• What you need to do
1/ According to the passage on ZSM-5 catalysts for vegetable oil cracking, how much higher were coke deposits for the Na-form of ZSM-5?
2/ Carry on the passage on ZSM-5 catalysts for vegetable oil cracking from the point where it stops.

• Document passage

^^^^

Zandonai et al. showed that ZSM-5 in Na-form can have a worse durability in the cracking than that in H-form. Furthermore, coke deposits were higher by 2.5 times for the Na-form [65] . When using ZSM-5 in H-form for cracking of lipid-based feedstocks at milder conditions (T = 350-440°C) in a batch reactor, yields of OLP can reach 85-90% and blends of the OLPs with diesel fuel can be compliant with the EN 590 standard and thus such OLP can be used as a components of motor fuels [66] .

Modification of ZSM-5, as a rule, positively affects activity and selectivity to hydrocarbons in cracking of vegetable oils [67] [68] [69] [70] [71] [72] . Zhao et al. [67] showed that modification of the zeolite with Zn for cracking of camelina oil did not affect its structure but lowered specific surface area and pore volume accompanied by mesopore share increasing i.e. micropores were blocked by ZnO. Zinc oxide appeared to promote decarbonylation, decarboxylation and dehydrogenation reactions. Li et al. promoted ZSM-5 with CuO (5-30 wt%) that was found to give rise to increase in concentration of Lewis acid sites of the catalysts at 5 and 10% of Cu content enhancing catalytic properties of the initial zeolite, in terms of yield of hydrocarbons [69] . Modification of ZSM-5 by nanodispersed iron, zinc and copper oxides (Fe-Zn-ZSM-5, Fe-Zn-Cu-ZSM-5, Fe-Zn-Cu-Ni-ZSM-5) led to significant enhancement of the catalytic activity compared to pure ZSM-5 in the terms of yield of biogasoline in the cracking of palm oil in a batch reactor [68] . The yield of biogasoline was maximal (59 wt%) when the catalyst promoted with the maximal number of metals was used -due to ability of the metal oxides to suppress coke formation.

Some research studies are focused on mixed zeolite systems as well as composite materials for vegetable oil cracking. Application of mesoporous MCM-41 based materials to synthesize composites with ZSM-5 allows obtaining materials with multiporous structure, which improves mass transfer of the large feedstock molecules (triglycerides of fatty acids) to active sites of microporous zeolites [70, 71] . Ramya et al. synthesized composite materials of AlMCM-41 (5-20%)/ZSM-5 composition with a core-shell structure for jatropha oil cracking [71] . They showed that compared to individual HZSM-5 and AlMCM-41, the use of the composite catalyst increased conversion of the feedstock from 62 to 65 to 99% in the same conditions (T = 400°C, WHSV = 4.6 h −1 , t = 1 h). Yield of biofuel was 70%, selectivity to gasoline -61%. A possible mechanism of jatropha oil triglycerides cracking in this process is presented in Fig. 3 .

However, mixing ZSM-5 with other zeolites can decrease its [73] . They found that addition of HZSM-5 (10-30 wt%) improves performance of the USY due to a synergetic effect of the pore size of the two zeolites. In the case of mixture β + HZSM-5 -the reverse trend was observed. Meanwhile, the highest was efficiency of pristine HZSM-5.

^^^^

• Listed entries

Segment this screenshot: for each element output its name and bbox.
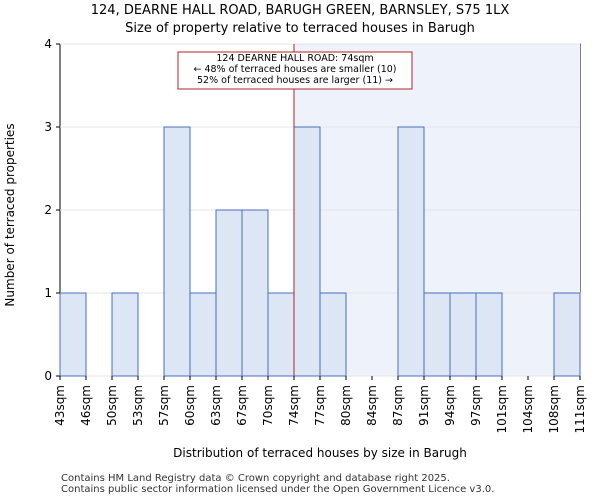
y-axis-label: Number of terraced properties: [3, 123, 17, 306]
x-tick-label-60sqm: 60sqm: [183, 385, 197, 426]
bar-60sqm: [189, 292, 217, 377]
x-tick-label-67sqm: 67sqm: [235, 385, 249, 426]
y-tick-label-3: 3: [44, 120, 52, 134]
bar-50sqm: [111, 292, 139, 377]
x-tick-label-87sqm: 87sqm: [391, 385, 405, 426]
x-tick-label-57sqm: 57sqm: [157, 385, 171, 426]
y-tick-label-1: 1: [44, 286, 52, 300]
annotation-line-1: 124 DEARNE HALL ROAD: 74sqm: [216, 53, 373, 64]
bar-87sqm: [397, 126, 425, 377]
x-tick-label-43sqm: 43sqm: [53, 385, 67, 426]
x-tick-label-53sqm: 53sqm: [131, 385, 145, 426]
y-tick-label-4: 4: [44, 37, 52, 51]
x-tick-label-50sqm: 50sqm: [105, 385, 119, 426]
bar-91sqm: [423, 292, 451, 377]
x-tick-label-97sqm: 97sqm: [469, 385, 483, 426]
x-tick-label-74sqm: 74sqm: [287, 385, 301, 426]
annotation-line-2: ← 48% of terraced houses are smaller (10…: [193, 64, 396, 75]
bar-70sqm: [267, 292, 295, 377]
x-tick-label-77sqm: 77sqm: [313, 385, 327, 426]
x-tick-label-104sqm: 104sqm: [521, 385, 535, 433]
x-tick-label-101sqm: 101sqm: [495, 385, 509, 433]
bar-57sqm: [163, 126, 191, 377]
annotation-line-3: 52% of terraced houses are larger (11) →: [197, 75, 393, 86]
footer-licence: Contains public sector information licen…: [61, 484, 495, 495]
x-tick-label-111sqm: 111sqm: [573, 385, 587, 433]
bar-97sqm: [475, 292, 503, 377]
bar-63sqm: [215, 209, 243, 377]
x-tick-label-94sqm: 94sqm: [443, 385, 457, 426]
bar-74sqm: [293, 126, 321, 377]
x-tick-label-70sqm: 70sqm: [261, 385, 275, 426]
y-tick-label-0: 0: [44, 369, 52, 383]
x-tick-label-91sqm: 91sqm: [417, 385, 431, 426]
x-tick-label-108sqm: 108sqm: [547, 385, 561, 433]
x-tick-label-46sqm: 46sqm: [79, 385, 93, 426]
bar-67sqm: [241, 209, 269, 377]
footer-copyright: Contains HM Land Registry data © Crown c…: [61, 473, 450, 484]
chart-title: 124, DEARNE HALL ROAD, BARUGH GREEN, BAR…: [90, 3, 510, 18]
annotation-box: [177, 51, 413, 90]
bar-94sqm: [449, 292, 477, 377]
chart-subtitle: Size of property relative to terraced ho…: [125, 21, 475, 36]
x-axis-label: Distribution of terraced houses by size …: [173, 446, 467, 460]
x-tick-label-63sqm: 63sqm: [209, 385, 223, 426]
x-tick-label-84sqm: 84sqm: [365, 385, 379, 426]
bar-43sqm: [59, 292, 87, 377]
y-tick-label-2: 2: [44, 203, 52, 217]
bar-108sqm: [553, 292, 581, 377]
x-tick-label-80sqm: 80sqm: [339, 385, 353, 426]
bar-77sqm: [319, 292, 347, 377]
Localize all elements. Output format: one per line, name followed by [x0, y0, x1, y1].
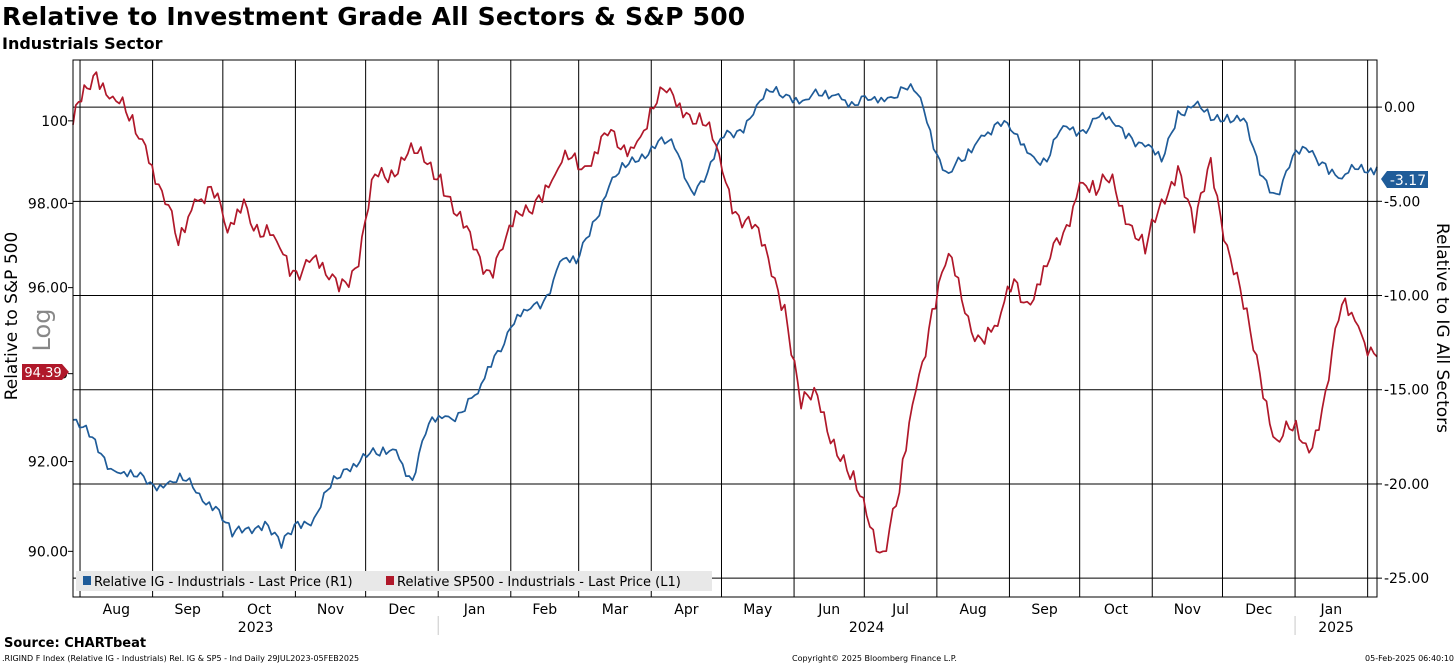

^^^^

• Answers for the tasks
1/ Coke deposits were 2.5 times higher for the Na-form.

2/
In order to approach the conditions of petroleum refining industry, some researchers utilize FCC catalysts for lipid-based feedstock cracking that are usually based on USY zeolite, and study the cracking of vegetable oils and other similar substrates in the conditions close to industrial ones [72, [74] [75] [76] . Lovás et al. studied cracking of rapeseed oil and its mixture with hydrogenated vacuum gas oil under simulated fluid catalytic cracking conditions that were maximally close to those of industrial FCC (T = 525°C) [72] . They used FCC catalysts of the following types: 1) based on zeolite Y -FCC-ECAT (ECAT is a standard fluid catalytic cracking equilibrium catalyst based on ultra-stable zeolite Y); 2) based on ZSM-5 -FCC-ZSM-5; 3) their mixture (90 wt% of FCC-ECAT and 10 wt% of FCC-ZSM-5). According to the results of the testing, for cracking rapeseed oil it was found that the use of the catalyst mixture was the most effective: this resulted in the most preferable yield of propylene and C 4 gaseous products, as well as gasoline fraction.

Li et al. optimized cottonseed oil cracking via non-catalytic and catalytic pyrolysis in fixed-fluidized bed reactor using two FCC catalysts (CHZ-4 and LANK-98 -both from Shanghai Oil Refinery) and amorphous silica [74] . It was shown, that the use of the catalysts gives rise to a shifting of organic liquid product (OLP) composition towards increase in gasoline fractions, decline of diesel and residual fractions as well as to the coke yield growth. Optimization of palm oil cracking was done by Tamunaidu et al. in [75] using a transport riser reactor over a REY catalyst. The optimal process variables were found to be the following: T = 450°C, catalyst/oil ratio = 5 and residence time in the reactor was 20 s. At such conditions palm oil conversion was 75.8%, yield of OLPs was 53.5 wt%, they contained 33.5 wt% of biogasoline. Yield of gaseous products was 14.2 wt%. The obtained liquid products were enriched with aromatic hydrocarbons (Table 8) .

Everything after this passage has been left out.